● 待解问题:
• A. 请输出机器学习文章中从"机器学习专栏收录该内容"到"了，数据因保密性也无法提供。"的这段文字，一字不改。
• B. 在数据行中找出所有包含字符串"annotation"的行，逐行照抄，大小写须完全一致。

● 页面正文:
------------------------------------------------------------
机器学习：XGBoost+LightGBM+catboost+5折+stacking的用法

最新推荐文章于 2024-06-28 20:24:23 发布

cyber_1987

最新推荐文章于 2024-06-28 20:24:23 发布

阅读量8k

点赞数 14

分类专栏：机器学习文章标签： python excel 数据分析

本文链接：https://blog.csdn.net/weixin_42029733/article/details/121578491

版权

机器学习专栏收录该内容

18 篇文章 4 订阅

订阅专栏

前言：
目前传统机器学习的比赛中，基本是树模型打天下了，xgboost、lightgbm和catboost各有优劣，如果把三者结合起来，即使使用投票效果也会很好。另外如果再使用5折交叉验证的方法（KFold），同时使用oob（out of bag，袋外值）作为训练集，xgb、lgb和cat对test的结果作为验证集，再使用stacking的方法，那么模型成功率和稳定率将会大大提升。本文以代码为主，主要讲述这一系列工作该如何做。

注：数据使用的是清洗干净的纯数字、无缺失、无杂音，而且树模型还不需要数据标准化，所以数据清洗和特征工程部分就略过了，数据因保密性也无法提供。

一、基础导入

import pandas as pd
import xgboost as xgb
import lightgbm as lgb
import catboost as ctb
from sklearn.model_selection import train_test_split
from sklearn.metrics import classification_report
from sklearn.model_selection import GridSearchCV
from sklearn.model_selection import KFold
pd.options.display.max_columns=200

train_data = pd.read_csv('high_diamond_ranked_10min.csv')

train_data_X = train_data.drop(['blueWins','gameId'],axis=1)
train_data_y = train_data['blueWins']

X_train, X_test, y_train, y_test = train_test_split(train_data_X,train_data_y,test_size=0.2, random_state=42)
------------------------------------------------------------
[数据列表]
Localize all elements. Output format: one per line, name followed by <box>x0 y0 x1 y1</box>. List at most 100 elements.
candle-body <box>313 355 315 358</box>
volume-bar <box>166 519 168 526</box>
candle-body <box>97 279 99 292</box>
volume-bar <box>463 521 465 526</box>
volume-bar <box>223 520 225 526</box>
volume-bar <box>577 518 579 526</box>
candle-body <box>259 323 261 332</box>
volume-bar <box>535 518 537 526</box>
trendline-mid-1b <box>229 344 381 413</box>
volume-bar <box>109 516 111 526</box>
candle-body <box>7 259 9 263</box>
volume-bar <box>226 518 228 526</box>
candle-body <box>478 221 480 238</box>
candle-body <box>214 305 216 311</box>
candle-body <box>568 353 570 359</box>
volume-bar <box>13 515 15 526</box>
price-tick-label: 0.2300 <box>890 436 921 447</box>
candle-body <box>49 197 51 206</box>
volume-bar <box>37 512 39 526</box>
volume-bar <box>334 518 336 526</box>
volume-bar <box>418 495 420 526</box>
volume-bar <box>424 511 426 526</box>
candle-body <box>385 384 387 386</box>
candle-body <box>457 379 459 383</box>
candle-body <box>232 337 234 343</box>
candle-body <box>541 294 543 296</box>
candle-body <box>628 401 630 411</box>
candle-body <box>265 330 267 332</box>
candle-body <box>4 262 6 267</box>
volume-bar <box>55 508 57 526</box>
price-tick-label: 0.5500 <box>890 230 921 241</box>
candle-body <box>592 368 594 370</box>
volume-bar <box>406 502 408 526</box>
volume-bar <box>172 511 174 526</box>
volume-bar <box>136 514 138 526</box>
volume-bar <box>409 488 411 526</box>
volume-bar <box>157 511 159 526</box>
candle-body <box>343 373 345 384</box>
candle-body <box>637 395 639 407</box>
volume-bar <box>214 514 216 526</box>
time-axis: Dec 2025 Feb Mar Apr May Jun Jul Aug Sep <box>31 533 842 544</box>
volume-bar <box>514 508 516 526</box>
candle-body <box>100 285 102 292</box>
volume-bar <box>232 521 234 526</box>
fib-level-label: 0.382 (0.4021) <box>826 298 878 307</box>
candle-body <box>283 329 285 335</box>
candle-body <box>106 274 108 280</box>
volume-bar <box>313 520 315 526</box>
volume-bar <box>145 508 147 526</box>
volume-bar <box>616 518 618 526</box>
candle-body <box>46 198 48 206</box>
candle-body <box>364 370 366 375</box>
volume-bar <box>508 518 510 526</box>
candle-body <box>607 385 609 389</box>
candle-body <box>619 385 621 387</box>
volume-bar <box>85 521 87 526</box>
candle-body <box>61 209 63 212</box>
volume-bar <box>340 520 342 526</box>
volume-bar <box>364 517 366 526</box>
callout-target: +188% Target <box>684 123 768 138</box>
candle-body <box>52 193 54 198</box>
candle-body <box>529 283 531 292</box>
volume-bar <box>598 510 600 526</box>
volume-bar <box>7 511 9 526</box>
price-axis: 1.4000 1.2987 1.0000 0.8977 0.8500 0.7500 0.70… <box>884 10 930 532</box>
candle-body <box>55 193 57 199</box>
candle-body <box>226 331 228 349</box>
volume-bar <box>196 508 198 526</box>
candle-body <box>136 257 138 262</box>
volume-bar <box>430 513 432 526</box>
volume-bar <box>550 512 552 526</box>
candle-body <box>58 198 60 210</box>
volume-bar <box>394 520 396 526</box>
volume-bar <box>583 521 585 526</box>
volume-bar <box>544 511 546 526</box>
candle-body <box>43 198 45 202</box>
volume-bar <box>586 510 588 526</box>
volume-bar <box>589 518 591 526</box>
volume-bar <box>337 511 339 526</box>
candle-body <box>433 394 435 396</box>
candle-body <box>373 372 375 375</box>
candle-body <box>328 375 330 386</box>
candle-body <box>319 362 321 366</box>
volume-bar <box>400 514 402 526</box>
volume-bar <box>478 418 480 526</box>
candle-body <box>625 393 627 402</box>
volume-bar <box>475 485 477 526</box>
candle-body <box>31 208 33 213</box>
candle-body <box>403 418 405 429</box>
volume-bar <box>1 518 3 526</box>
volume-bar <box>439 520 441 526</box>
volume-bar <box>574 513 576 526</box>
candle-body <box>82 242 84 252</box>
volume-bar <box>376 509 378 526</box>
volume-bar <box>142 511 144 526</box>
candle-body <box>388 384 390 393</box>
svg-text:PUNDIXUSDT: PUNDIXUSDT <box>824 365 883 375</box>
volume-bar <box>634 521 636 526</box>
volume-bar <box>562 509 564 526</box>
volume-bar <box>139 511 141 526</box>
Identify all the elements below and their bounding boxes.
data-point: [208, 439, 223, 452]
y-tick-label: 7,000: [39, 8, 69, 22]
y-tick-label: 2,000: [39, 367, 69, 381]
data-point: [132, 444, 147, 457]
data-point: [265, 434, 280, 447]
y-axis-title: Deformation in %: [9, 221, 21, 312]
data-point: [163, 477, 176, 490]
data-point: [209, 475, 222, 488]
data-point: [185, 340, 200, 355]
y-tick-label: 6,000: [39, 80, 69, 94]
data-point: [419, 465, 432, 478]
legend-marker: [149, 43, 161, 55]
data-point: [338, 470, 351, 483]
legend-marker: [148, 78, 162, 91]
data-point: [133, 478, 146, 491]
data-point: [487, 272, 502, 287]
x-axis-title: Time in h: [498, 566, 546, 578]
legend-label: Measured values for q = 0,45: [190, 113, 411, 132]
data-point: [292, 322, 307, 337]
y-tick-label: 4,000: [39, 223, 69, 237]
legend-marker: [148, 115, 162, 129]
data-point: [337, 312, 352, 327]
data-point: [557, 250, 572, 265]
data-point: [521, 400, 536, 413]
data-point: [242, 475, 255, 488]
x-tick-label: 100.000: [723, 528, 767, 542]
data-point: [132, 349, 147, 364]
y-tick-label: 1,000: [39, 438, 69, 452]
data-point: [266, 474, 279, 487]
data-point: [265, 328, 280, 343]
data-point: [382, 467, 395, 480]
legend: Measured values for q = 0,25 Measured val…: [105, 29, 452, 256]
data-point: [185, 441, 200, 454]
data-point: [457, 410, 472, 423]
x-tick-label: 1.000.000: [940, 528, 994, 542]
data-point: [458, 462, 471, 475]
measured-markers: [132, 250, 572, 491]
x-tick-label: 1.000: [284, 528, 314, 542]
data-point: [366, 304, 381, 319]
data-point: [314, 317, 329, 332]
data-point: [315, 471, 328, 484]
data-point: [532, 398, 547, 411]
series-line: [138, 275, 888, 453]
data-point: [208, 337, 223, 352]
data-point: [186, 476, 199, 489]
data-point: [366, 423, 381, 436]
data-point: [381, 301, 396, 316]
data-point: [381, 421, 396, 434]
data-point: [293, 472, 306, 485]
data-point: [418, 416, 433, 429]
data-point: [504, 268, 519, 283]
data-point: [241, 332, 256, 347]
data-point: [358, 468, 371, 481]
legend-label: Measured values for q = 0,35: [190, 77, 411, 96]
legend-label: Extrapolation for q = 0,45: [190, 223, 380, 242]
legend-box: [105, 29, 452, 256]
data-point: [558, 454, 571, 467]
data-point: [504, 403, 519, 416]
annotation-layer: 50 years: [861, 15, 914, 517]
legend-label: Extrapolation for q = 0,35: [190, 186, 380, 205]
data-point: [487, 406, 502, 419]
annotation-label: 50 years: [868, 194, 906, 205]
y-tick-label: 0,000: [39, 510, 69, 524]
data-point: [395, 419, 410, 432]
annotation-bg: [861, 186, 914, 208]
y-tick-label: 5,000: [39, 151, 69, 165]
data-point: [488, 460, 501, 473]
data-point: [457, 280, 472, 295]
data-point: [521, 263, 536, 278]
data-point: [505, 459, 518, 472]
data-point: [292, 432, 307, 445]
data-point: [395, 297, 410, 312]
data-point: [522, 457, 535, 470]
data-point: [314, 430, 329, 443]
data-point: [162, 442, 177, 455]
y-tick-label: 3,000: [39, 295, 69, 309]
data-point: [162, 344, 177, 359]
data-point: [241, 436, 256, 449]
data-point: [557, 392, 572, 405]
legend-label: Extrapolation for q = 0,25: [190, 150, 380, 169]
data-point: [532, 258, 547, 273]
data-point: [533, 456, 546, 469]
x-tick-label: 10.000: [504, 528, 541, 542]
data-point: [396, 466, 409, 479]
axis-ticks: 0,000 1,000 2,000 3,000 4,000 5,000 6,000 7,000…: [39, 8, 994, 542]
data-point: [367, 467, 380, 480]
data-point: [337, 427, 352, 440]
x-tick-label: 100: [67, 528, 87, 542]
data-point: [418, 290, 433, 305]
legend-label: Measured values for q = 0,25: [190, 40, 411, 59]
------------------------------------------------------------
● 解答列表:
• A.
机器学习专栏收录该内容

18 篇文章 4 订阅

订阅专栏

前言：
目前传统机器学习的比赛中，基本是树模型打天下了，xgboost、lightgbm和catboost各有优劣，如果把三者结合起来，即使使用投票效果也会很好。另外如果再使用5折交叉验证的方法（KFold），同时使用oob（out of bag，袋外值）作为训练集，xgb、lgb和cat对test的结果作为验证集，再使用stacking的方法，那么模型成功率和稳定率将会大大提升。本文以代码为主，主要讲述这一系列工作该如何做。

注：数据使用的是清洗干净的纯数字、无缺失、无杂音，而且树模型还不需要数据标准化，所以数据清洗和特征工程部分就略过了，数据因保密性也无法提供。

• B.
annotation-layer: 50 years: [861, 15, 914, 517]
annotation-label: 50 years: [868, 194, 906, 205]
annotation-bg: [861, 186, 914, 208]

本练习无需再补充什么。